Text passage:

------

The MSRP for the MSI RadiX AXE6600 comes in at $319 with a one-year warranty.
Packaging and the Hardware
The RadiX arrived in quite a colorful packaging, slightly different from the AX6600 model. Supported features are listed across the bottom, with MSI branding top left.
We have detailed additional features on the back, including support for WiFi6e, MSI First, and QoS.
Included, we have a power adapter and ethernet cable.
Here's our first look at the router. The GRAXE66 is nearly identical to the GRAX66. One of the first things we noticed was RGB lighting on the antennas with Mystic Light. Outside of that, we have an MSI Gaming badge in the center, venting on either side, and a row of LEDs across the top.
A closer look at the buttons included alongside the LED panel, we have a Wi-Fi switch, WPS, and the ability to disable the LEDs.
On the back, the GRAXE66 offers reset far left, followed by four LAN ports in black. One 2.5Gbe in red and the USB 3.2 port in blue. Far right, we have the power button and input.
MSI Router App and Setup
Once again, MSI has used MSI Center as a template for this router, which gives us a fantastic dashboard with hardware information, status, and connected clients.

------

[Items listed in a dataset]

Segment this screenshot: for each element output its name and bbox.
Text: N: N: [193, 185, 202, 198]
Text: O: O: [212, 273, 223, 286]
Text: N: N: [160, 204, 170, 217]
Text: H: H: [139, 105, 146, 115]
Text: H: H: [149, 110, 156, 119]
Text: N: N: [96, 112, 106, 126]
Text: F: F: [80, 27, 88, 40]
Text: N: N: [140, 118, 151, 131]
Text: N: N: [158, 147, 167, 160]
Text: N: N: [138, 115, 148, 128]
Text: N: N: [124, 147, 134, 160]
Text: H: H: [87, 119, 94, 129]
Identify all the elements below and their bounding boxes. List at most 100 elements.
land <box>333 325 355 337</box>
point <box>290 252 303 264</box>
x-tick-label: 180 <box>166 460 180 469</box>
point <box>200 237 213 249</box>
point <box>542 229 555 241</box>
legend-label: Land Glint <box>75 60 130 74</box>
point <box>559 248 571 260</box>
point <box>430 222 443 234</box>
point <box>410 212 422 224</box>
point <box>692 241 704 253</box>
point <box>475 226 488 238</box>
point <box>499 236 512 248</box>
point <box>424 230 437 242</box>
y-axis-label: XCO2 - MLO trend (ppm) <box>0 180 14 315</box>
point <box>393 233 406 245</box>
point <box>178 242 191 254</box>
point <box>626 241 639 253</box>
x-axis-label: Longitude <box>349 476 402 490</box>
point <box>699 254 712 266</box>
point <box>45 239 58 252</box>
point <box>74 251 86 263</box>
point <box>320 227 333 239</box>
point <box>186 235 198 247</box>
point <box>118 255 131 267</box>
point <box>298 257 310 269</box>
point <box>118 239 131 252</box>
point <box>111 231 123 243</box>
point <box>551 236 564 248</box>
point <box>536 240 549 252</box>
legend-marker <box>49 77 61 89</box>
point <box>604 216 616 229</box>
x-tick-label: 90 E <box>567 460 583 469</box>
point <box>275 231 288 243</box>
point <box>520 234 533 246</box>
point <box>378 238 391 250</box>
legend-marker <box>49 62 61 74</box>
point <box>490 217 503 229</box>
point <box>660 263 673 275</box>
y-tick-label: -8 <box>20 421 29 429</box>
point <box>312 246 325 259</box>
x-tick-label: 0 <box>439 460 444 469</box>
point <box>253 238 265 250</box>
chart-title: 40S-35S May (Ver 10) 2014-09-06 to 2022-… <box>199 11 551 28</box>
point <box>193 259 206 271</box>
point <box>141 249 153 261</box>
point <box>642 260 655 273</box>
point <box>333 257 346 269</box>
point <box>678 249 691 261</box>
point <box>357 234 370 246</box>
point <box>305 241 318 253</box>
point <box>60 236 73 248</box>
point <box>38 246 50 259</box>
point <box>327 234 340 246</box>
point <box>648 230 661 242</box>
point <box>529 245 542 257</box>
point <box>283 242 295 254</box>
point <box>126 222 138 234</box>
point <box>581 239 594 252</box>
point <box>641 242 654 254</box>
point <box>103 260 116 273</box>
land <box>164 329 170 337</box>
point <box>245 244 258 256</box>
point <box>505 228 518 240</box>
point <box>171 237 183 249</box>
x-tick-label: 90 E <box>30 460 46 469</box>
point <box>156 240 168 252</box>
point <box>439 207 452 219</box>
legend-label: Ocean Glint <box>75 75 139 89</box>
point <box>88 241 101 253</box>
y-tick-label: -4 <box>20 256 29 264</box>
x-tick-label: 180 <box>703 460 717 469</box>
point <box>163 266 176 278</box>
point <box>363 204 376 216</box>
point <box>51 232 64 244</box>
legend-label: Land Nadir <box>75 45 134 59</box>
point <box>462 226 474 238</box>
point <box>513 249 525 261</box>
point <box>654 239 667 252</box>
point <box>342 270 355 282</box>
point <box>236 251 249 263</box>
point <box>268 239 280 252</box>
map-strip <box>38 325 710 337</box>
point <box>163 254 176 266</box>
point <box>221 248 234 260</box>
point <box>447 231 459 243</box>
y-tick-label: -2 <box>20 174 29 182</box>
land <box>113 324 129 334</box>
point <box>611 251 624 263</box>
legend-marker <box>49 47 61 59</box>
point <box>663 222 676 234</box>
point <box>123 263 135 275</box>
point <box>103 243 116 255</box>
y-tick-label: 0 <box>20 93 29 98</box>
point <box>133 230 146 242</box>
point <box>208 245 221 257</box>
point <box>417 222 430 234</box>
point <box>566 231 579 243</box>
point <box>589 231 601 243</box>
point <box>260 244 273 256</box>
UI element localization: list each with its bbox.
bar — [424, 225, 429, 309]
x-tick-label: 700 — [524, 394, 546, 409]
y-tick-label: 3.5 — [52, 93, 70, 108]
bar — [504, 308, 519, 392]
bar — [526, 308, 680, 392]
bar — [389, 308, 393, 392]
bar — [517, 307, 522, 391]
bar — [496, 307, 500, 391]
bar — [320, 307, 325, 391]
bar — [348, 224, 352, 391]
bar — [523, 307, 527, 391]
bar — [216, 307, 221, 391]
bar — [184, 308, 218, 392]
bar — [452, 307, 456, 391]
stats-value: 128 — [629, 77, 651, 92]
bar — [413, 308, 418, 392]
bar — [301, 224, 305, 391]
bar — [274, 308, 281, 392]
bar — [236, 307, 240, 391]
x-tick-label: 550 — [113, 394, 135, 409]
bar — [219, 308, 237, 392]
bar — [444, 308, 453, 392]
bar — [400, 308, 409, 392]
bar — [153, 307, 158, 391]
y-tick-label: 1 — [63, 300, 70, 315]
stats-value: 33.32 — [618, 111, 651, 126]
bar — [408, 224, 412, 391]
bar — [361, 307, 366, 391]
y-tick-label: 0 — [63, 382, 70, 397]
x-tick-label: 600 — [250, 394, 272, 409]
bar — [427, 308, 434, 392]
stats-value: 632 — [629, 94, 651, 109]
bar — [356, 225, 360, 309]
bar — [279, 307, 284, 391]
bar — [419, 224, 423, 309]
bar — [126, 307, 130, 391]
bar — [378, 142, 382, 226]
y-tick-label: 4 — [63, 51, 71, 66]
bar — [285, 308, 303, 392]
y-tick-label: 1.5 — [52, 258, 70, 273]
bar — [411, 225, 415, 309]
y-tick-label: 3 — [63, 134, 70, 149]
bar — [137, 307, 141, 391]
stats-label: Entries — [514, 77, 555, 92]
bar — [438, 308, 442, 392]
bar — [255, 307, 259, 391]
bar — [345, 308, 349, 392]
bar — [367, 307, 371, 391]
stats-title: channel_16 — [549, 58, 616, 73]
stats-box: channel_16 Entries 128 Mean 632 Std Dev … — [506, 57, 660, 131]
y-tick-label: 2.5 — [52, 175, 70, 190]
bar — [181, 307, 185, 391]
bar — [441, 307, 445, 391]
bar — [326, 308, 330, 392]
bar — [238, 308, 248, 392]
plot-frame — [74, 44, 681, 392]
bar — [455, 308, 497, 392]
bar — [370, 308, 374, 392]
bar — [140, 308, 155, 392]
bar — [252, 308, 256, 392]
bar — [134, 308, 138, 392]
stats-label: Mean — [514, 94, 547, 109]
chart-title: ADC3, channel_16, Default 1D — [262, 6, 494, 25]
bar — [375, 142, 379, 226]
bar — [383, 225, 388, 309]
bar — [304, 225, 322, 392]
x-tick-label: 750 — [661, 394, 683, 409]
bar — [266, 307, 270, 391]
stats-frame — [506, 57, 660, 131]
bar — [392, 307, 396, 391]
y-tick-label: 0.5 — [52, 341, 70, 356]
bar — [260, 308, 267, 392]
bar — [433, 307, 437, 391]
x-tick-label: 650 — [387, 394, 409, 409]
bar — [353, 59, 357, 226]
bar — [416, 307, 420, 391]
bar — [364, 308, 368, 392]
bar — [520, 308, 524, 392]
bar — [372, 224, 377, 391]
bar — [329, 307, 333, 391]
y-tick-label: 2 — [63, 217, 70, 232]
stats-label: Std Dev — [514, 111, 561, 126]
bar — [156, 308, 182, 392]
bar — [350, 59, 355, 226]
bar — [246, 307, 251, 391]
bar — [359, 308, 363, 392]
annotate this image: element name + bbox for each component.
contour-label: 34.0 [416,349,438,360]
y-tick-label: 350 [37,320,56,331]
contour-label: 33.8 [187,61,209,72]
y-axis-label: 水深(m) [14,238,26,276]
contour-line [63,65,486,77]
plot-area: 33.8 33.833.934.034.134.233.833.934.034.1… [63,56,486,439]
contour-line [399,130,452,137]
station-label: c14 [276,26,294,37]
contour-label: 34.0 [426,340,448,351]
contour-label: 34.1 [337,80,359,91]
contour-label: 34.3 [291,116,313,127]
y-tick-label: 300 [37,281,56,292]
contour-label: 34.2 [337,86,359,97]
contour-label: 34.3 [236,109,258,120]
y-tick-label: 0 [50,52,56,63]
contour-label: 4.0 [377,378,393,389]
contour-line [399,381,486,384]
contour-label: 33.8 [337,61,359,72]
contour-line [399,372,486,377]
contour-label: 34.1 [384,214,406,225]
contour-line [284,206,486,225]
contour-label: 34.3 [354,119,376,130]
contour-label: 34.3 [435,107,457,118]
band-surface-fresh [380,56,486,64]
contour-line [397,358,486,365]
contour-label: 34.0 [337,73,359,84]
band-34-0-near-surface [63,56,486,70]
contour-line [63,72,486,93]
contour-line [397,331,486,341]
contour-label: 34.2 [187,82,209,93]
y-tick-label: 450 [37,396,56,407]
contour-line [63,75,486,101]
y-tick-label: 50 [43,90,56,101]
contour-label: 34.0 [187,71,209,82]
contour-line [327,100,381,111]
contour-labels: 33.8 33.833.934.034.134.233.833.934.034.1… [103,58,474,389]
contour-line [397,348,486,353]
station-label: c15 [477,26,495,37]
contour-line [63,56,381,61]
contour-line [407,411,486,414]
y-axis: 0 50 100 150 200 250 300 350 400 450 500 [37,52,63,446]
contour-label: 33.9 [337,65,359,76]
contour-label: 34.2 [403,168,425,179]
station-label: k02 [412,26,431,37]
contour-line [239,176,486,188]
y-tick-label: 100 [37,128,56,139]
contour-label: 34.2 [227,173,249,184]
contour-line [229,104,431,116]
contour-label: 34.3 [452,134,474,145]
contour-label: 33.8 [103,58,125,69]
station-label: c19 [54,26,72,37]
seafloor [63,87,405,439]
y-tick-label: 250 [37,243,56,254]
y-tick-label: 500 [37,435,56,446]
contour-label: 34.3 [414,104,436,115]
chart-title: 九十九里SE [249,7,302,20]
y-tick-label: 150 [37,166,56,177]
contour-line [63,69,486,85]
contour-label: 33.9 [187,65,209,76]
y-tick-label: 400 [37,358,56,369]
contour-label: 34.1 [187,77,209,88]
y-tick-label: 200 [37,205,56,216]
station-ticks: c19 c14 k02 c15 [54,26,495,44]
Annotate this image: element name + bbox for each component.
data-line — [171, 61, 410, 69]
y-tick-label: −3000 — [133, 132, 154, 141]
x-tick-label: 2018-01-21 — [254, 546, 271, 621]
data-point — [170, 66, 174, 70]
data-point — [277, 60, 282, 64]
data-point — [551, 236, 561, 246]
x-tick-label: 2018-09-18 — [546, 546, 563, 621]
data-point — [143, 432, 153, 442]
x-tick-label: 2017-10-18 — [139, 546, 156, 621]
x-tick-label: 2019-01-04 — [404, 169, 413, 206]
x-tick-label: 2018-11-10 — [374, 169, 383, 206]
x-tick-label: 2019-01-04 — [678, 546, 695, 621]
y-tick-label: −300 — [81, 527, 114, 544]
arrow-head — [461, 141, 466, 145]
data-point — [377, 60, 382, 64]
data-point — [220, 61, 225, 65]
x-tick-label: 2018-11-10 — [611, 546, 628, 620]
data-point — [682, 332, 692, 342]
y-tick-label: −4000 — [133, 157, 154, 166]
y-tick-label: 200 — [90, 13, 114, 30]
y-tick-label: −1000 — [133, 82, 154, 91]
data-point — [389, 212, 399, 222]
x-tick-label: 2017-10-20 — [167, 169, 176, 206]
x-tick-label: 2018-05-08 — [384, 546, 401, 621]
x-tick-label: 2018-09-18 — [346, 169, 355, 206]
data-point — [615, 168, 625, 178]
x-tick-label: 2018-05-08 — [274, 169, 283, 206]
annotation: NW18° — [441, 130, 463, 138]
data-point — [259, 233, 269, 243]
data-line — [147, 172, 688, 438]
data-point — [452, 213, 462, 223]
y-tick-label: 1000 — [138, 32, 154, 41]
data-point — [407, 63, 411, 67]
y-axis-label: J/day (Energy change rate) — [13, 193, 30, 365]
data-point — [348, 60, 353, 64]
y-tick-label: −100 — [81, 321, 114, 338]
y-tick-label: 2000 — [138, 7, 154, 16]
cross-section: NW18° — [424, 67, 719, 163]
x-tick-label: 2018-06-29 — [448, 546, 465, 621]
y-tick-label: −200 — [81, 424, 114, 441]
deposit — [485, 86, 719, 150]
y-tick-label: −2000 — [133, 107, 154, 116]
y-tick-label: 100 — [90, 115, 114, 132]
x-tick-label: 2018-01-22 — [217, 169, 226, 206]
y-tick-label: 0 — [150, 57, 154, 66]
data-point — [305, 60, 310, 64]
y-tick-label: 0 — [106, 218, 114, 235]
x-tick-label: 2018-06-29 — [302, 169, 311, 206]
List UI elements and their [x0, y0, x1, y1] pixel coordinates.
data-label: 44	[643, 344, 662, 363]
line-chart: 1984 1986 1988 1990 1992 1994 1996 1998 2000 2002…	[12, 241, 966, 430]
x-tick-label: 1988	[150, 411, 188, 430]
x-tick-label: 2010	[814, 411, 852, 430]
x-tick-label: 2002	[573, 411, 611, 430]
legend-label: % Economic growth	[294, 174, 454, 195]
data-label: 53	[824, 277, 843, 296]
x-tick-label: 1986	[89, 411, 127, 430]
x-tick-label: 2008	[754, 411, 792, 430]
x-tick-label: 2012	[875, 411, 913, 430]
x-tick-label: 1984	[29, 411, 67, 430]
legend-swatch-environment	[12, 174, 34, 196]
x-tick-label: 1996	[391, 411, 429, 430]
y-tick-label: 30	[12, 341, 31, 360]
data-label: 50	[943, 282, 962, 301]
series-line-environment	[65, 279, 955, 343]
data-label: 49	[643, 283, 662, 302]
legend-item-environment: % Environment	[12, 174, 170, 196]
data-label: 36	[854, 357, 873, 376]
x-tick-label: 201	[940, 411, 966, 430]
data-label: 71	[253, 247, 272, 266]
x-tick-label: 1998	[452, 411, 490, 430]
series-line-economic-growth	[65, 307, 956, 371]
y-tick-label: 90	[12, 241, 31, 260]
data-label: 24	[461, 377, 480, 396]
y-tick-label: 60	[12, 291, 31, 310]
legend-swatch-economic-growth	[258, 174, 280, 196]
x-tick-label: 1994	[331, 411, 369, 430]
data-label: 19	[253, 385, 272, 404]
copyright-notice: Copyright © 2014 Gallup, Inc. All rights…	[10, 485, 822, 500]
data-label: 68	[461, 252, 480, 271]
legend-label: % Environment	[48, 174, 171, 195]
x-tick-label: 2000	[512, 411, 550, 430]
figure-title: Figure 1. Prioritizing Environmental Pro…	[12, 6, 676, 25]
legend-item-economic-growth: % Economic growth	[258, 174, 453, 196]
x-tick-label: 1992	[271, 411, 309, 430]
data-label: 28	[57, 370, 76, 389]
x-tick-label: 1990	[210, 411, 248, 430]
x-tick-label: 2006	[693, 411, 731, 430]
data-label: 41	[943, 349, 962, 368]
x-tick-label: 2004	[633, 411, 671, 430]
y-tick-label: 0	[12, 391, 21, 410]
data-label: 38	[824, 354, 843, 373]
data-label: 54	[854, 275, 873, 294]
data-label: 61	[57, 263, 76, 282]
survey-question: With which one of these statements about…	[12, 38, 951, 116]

------

Tasks to perform:
1 > Decide whether each statement agrees with the router review, answering yes or no and quoting the deciding words: (a) The RadiX AXE6600 carries a one-year warranty. (b) The back of the GRAXE66 has two 2.5Gbe ports. (c) The packaging lists supported features across the top.
2 > Reproduce the part of the router review between "We have detailed" and "button and input.", inclusive.

Answer list:
1 >
(a) Yes: "The MSRP for the MSI RadiX AXE6600 comes in at $319 with a one-year warranty."
(b) No: "One 2.5Gbe in red and the USB 3.2 port in blue."
(c) No: "Supported features are listed across the bottom, with MSI branding top left."

2 >
We have detailed additional features on the back, including support for WiFi6e, MSI First, and QoS.
Included, we have a power adapter and ethernet cable.
Here's our first look at the router. The GRAXE66 is nearly identical to the GRAX66. One of the first things we noticed was RGB lighting on the antennas with Mystic Light. Outside of that, we have an MSI Gaming badge in the center, venting on either side, and a row of LEDs across the top.
A closer look at the buttons included alongside the LED panel, we have a Wi-Fi switch, WPS, and the ability to disable the LEDs.
On the back, the GRAXE66 offers reset far left, followed by four LAN ports in black. One 2.5Gbe in red and the USB 3.2 port in blue. Far right, we have the power button and input.